BEGIN SOURCE RECORDS

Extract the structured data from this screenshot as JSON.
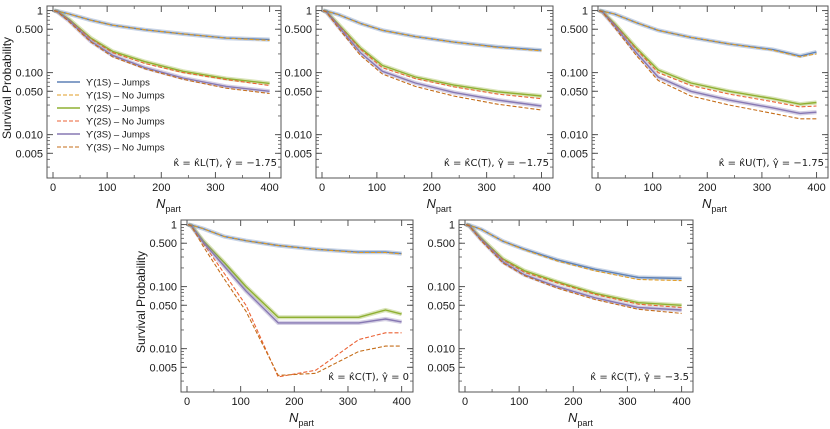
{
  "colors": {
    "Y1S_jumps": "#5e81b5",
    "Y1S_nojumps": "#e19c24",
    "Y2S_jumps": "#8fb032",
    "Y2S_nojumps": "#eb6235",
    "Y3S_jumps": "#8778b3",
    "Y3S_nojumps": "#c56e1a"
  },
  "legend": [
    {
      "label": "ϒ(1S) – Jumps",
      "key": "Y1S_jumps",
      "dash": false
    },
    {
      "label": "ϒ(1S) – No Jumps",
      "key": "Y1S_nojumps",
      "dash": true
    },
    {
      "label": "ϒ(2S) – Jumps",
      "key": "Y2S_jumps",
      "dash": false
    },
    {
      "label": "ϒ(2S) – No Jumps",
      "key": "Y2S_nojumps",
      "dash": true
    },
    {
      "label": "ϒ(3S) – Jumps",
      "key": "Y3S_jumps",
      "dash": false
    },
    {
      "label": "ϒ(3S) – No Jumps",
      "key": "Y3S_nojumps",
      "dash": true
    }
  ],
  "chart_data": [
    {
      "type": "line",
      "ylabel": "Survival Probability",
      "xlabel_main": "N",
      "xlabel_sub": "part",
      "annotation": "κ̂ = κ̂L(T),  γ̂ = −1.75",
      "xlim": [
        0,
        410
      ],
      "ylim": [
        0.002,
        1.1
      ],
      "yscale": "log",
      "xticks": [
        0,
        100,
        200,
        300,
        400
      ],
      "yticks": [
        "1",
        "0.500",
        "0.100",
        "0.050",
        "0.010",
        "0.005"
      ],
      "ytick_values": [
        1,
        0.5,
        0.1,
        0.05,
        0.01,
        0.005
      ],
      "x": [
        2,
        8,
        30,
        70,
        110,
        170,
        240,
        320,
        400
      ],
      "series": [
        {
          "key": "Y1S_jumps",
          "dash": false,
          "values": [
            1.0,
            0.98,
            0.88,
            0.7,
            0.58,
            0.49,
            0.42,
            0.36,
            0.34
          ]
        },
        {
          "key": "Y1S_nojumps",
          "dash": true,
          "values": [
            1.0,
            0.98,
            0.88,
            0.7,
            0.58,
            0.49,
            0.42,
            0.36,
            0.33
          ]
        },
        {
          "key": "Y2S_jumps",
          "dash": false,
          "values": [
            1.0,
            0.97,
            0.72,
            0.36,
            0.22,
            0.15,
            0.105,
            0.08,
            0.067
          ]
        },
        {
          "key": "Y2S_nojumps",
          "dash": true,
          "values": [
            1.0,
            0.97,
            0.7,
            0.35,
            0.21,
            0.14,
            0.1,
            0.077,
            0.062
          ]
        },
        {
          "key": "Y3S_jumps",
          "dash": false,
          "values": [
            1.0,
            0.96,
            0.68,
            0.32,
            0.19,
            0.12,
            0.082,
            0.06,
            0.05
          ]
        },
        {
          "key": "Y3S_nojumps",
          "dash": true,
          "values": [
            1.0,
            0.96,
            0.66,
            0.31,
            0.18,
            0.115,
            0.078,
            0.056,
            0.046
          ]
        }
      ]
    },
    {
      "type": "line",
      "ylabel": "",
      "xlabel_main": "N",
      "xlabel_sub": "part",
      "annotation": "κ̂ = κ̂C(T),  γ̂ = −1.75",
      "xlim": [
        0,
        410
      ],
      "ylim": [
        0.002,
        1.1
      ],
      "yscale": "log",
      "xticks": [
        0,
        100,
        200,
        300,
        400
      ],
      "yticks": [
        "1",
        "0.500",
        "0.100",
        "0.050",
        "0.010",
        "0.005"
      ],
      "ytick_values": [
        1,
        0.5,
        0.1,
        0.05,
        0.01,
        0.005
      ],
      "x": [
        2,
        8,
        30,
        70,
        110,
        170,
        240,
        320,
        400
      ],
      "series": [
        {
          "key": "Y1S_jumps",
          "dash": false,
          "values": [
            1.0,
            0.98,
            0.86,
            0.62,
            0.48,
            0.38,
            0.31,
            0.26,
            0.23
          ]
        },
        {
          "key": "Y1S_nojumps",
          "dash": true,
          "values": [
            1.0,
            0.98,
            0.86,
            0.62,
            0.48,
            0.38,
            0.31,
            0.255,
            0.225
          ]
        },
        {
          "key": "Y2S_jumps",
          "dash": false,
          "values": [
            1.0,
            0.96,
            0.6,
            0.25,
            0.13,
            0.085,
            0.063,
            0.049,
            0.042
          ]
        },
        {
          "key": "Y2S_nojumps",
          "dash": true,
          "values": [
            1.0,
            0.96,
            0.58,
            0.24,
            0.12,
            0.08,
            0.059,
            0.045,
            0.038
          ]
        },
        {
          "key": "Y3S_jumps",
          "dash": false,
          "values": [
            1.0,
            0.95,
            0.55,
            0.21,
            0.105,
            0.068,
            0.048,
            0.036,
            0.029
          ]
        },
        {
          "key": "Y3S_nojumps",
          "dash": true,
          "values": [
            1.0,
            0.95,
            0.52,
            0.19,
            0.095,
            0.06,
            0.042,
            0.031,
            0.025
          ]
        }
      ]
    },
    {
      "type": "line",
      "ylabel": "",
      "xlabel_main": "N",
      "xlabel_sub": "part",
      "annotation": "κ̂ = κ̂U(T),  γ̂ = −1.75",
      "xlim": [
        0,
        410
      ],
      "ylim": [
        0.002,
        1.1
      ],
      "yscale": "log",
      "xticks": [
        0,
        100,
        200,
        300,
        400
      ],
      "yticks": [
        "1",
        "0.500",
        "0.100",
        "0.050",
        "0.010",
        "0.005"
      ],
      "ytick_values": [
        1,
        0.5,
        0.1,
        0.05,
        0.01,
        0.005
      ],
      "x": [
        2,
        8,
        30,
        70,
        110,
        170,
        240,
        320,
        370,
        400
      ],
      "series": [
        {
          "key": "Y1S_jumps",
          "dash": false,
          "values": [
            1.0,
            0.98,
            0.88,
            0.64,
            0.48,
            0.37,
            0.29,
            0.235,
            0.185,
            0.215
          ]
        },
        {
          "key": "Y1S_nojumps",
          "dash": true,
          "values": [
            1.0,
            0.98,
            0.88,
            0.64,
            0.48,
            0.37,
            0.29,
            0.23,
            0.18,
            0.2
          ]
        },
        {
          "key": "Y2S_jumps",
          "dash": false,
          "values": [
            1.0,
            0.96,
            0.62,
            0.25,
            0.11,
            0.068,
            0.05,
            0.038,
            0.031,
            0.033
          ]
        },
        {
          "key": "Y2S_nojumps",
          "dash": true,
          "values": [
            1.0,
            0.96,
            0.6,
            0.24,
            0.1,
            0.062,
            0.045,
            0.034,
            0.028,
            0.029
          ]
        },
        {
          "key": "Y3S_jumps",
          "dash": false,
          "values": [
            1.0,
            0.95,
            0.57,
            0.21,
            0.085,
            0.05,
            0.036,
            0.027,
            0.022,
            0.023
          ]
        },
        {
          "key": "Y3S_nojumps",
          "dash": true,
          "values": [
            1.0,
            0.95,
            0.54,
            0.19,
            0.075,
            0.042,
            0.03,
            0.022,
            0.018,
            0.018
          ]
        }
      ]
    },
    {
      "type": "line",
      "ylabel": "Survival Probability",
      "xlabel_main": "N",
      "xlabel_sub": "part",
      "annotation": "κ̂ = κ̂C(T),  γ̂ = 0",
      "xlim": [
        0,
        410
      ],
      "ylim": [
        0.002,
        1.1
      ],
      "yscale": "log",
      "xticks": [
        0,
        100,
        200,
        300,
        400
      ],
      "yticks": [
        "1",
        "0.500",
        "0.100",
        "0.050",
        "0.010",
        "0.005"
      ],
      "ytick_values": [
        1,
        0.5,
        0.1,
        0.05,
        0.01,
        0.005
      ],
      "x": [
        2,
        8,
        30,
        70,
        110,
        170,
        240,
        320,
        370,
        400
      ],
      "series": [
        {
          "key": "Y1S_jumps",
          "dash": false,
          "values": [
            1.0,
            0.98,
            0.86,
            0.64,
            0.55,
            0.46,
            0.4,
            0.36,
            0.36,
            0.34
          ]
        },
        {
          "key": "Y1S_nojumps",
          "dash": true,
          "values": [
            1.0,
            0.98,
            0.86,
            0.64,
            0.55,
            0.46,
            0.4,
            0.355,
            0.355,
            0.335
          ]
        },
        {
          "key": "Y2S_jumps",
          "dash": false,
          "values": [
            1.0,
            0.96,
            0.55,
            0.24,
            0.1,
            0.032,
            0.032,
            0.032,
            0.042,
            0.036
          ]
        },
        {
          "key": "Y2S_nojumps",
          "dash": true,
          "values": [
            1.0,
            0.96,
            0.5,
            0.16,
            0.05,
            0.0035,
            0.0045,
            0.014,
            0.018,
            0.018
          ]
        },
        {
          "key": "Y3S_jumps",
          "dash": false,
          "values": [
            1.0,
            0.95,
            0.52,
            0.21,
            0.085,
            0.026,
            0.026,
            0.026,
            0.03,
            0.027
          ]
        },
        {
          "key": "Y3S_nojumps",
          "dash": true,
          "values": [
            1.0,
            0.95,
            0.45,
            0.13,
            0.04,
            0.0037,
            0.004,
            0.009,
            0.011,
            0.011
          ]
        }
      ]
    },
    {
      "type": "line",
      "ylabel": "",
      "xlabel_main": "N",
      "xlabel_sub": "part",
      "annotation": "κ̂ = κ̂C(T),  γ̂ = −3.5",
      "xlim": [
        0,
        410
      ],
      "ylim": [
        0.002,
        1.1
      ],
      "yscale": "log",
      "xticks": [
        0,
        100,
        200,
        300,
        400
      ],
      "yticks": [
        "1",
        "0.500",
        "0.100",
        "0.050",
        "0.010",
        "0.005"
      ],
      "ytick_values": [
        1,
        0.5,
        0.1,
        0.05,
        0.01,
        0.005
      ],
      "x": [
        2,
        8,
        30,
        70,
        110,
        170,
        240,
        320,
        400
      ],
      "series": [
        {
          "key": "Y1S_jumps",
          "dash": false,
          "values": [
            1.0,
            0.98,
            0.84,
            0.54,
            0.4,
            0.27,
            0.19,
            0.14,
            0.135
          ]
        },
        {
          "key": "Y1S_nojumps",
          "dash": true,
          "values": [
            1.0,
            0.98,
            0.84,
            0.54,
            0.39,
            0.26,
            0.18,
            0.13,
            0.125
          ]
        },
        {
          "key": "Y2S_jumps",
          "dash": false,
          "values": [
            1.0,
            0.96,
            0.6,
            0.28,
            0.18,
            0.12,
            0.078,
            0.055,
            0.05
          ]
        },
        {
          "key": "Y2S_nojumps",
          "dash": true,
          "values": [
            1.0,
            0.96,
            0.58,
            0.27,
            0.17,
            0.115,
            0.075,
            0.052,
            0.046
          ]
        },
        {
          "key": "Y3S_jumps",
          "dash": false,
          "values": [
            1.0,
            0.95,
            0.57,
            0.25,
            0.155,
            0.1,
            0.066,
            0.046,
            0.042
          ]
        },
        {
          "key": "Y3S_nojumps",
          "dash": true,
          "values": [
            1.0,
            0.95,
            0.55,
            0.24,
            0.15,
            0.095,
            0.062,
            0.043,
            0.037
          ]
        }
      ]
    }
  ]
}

END SOURCE RECORDS
BEGIN SOURCE RECORDS

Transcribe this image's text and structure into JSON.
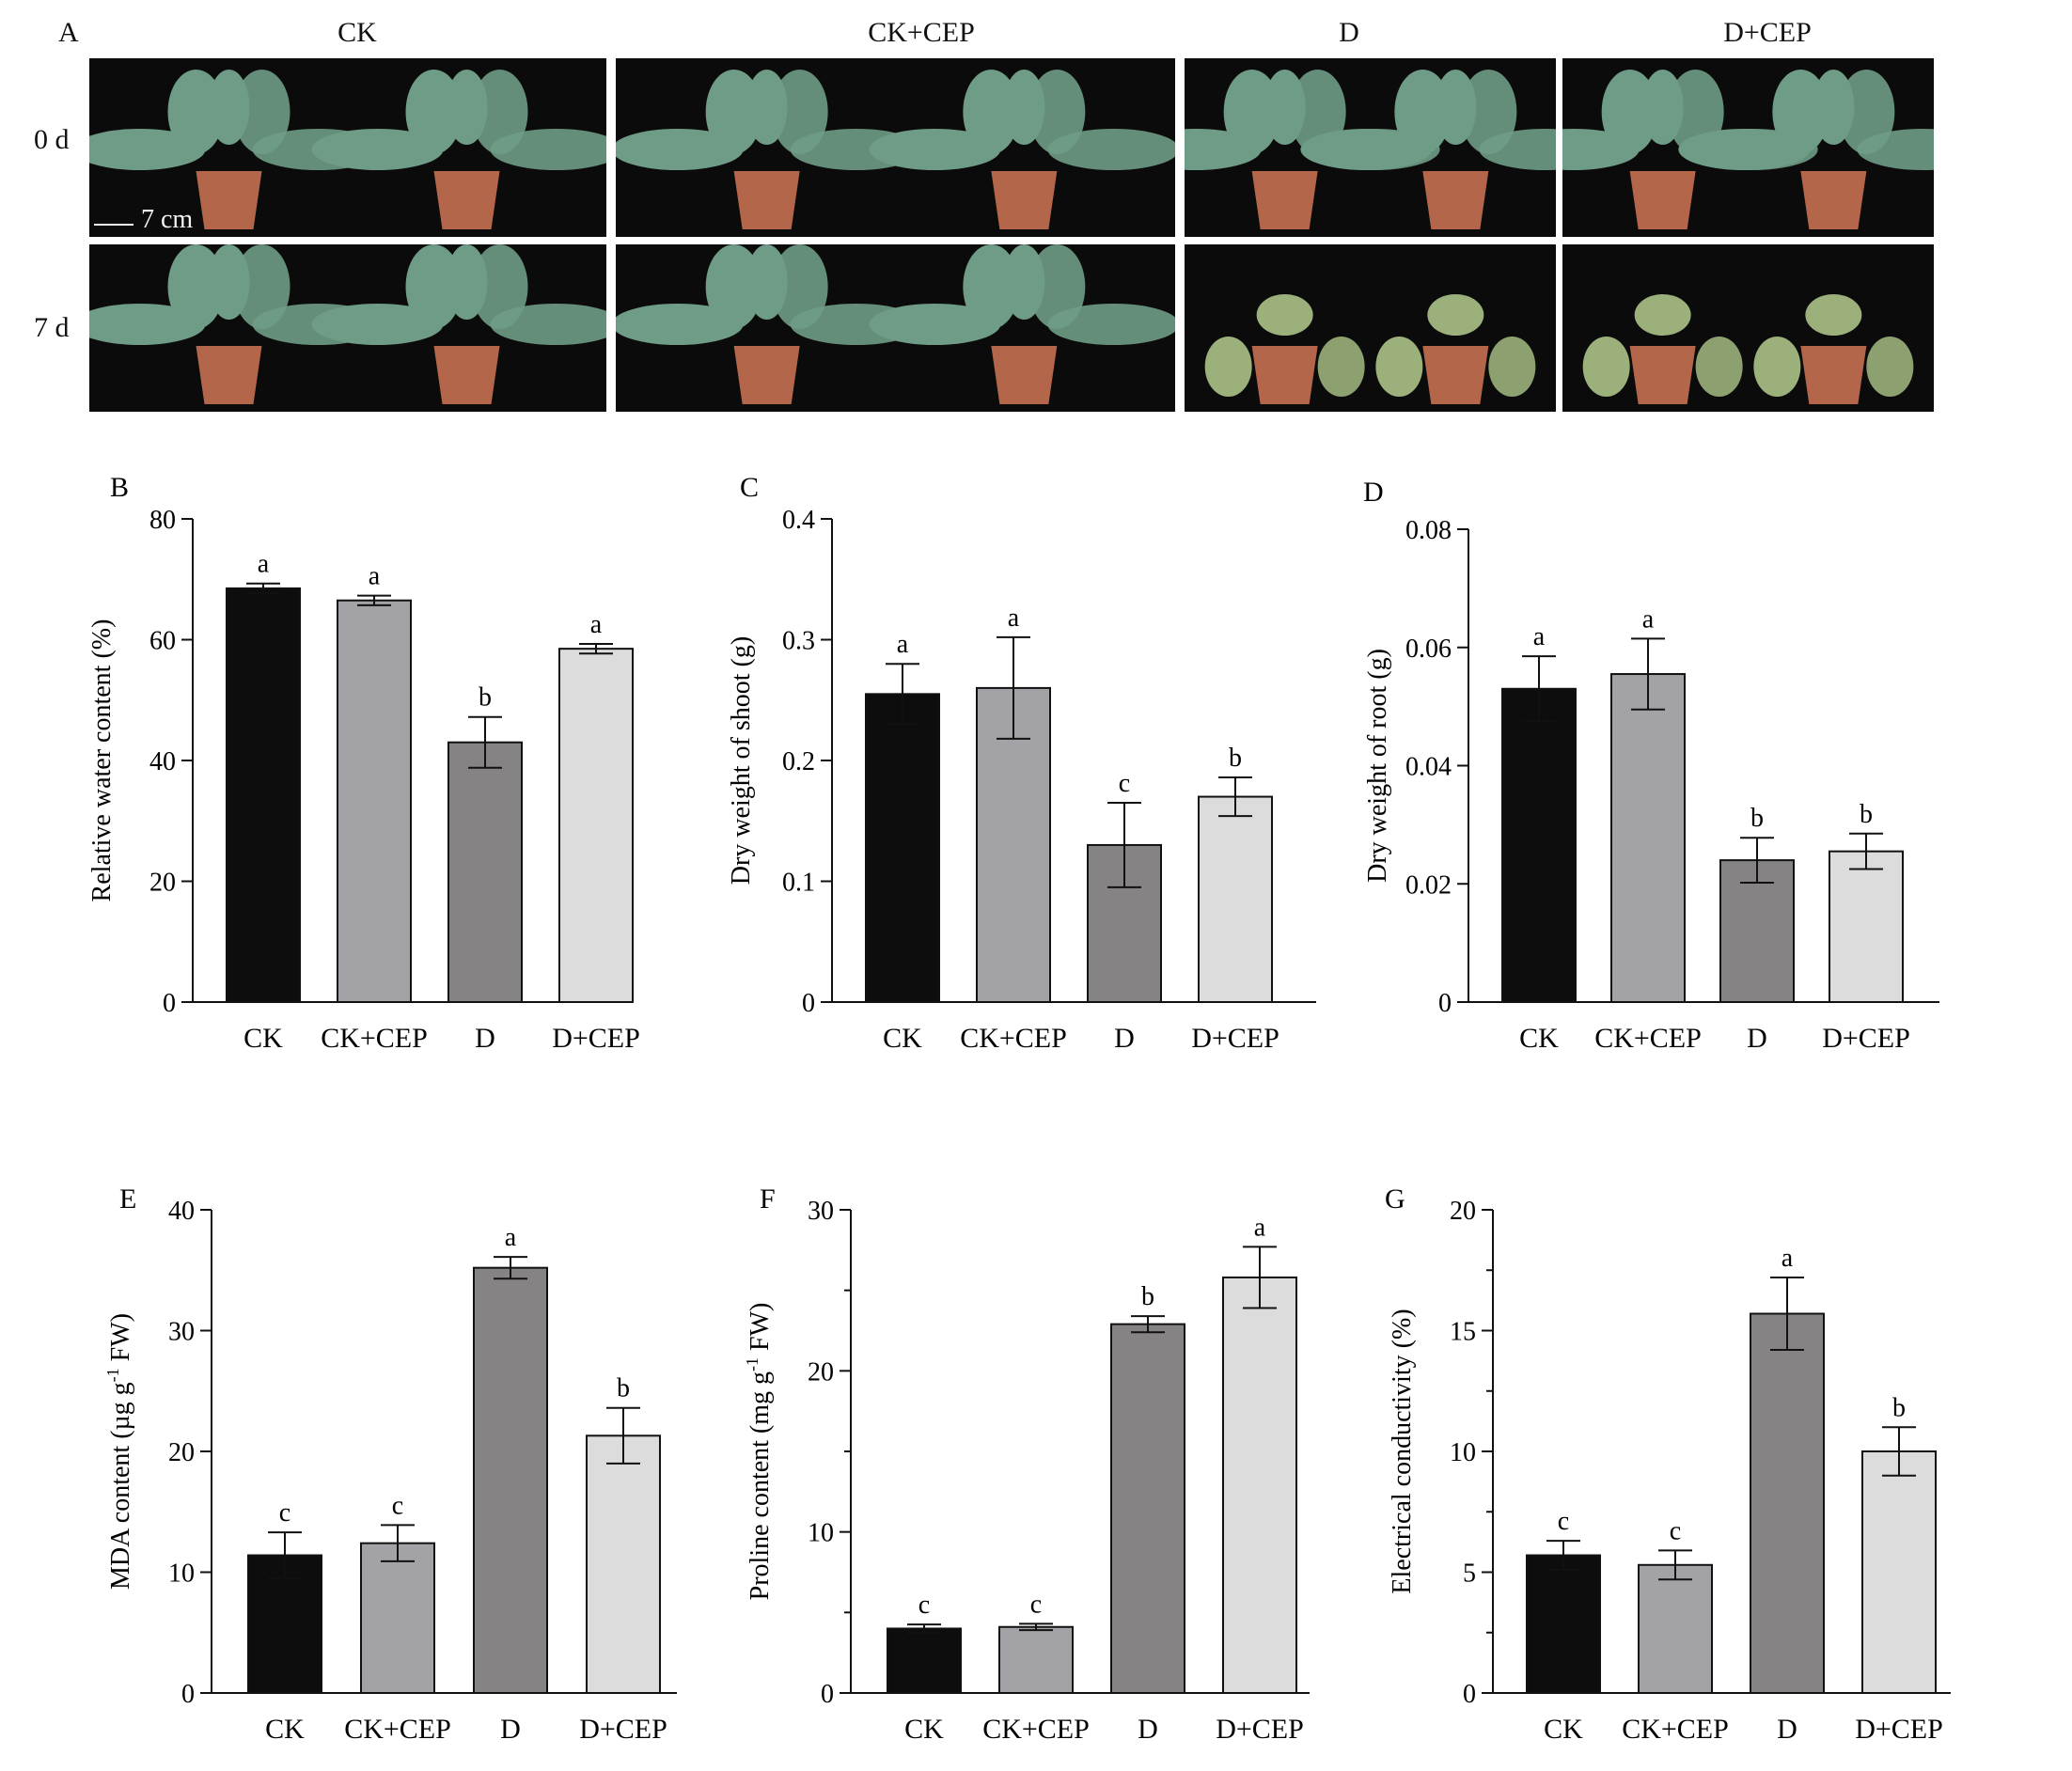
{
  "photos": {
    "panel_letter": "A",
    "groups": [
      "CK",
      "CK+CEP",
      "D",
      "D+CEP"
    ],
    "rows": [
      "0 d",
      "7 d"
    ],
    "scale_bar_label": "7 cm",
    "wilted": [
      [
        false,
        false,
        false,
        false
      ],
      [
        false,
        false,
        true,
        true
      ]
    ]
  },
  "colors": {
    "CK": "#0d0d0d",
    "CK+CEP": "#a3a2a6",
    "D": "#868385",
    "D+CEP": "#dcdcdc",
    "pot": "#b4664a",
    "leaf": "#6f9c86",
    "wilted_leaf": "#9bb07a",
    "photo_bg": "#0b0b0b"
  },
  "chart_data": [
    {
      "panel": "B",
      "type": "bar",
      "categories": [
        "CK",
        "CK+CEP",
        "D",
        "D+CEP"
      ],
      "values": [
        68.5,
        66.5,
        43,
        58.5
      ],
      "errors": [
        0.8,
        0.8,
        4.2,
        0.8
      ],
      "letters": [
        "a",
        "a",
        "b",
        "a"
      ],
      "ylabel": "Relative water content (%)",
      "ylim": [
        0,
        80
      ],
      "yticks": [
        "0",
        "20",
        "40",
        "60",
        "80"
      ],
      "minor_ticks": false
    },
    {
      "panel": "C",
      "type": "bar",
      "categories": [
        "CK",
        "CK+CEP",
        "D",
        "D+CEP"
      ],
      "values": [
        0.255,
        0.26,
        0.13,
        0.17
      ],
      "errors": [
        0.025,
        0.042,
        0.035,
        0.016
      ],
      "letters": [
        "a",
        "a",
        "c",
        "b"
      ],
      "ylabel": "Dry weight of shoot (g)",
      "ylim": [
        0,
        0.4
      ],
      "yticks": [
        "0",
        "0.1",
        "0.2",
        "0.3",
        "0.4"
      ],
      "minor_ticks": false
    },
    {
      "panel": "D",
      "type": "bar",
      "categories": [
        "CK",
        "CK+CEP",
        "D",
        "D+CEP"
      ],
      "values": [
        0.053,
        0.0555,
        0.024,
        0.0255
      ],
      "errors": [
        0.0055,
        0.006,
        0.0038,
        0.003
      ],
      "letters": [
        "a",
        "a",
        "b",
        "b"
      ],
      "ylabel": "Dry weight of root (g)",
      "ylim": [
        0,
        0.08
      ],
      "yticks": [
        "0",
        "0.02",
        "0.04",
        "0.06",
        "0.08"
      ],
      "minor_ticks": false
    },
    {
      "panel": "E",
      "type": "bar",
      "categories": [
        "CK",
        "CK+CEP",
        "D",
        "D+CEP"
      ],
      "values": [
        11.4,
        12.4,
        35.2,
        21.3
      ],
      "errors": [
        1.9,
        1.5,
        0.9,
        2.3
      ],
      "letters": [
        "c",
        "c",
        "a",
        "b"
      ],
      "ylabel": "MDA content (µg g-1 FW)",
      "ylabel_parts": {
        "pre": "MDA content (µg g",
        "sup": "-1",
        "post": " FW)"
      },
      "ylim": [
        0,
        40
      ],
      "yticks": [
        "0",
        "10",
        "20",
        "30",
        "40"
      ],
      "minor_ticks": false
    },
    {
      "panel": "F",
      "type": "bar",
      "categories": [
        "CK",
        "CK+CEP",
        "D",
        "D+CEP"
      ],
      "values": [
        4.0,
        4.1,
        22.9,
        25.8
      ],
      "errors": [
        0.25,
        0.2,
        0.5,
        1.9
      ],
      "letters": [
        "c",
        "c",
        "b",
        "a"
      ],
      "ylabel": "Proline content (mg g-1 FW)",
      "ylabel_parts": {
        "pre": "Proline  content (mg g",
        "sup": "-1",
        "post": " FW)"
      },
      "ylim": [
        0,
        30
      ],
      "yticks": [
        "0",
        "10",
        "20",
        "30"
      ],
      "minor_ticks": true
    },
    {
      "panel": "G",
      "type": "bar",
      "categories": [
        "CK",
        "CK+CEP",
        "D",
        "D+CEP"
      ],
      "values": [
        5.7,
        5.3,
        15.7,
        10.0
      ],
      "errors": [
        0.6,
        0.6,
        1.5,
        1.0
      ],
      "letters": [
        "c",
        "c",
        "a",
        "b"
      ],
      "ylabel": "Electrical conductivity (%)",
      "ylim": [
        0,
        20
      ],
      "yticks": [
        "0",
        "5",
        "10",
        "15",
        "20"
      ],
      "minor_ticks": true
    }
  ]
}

END SOURCE RECORDS

> **AIM OF THE EXERCISE**:
Identify the lines above with the word "content". Copy them.

> **WRITTEN SOLUTION**:
      "ylabel": "Relative water content (%)",
      "ylabel": "MDA content (µg g-1 FW)",
        "pre": "MDA content (µg g",
      "ylabel": "Proline content (mg g-1 FW)",
        "pre": "Proline  content (mg g",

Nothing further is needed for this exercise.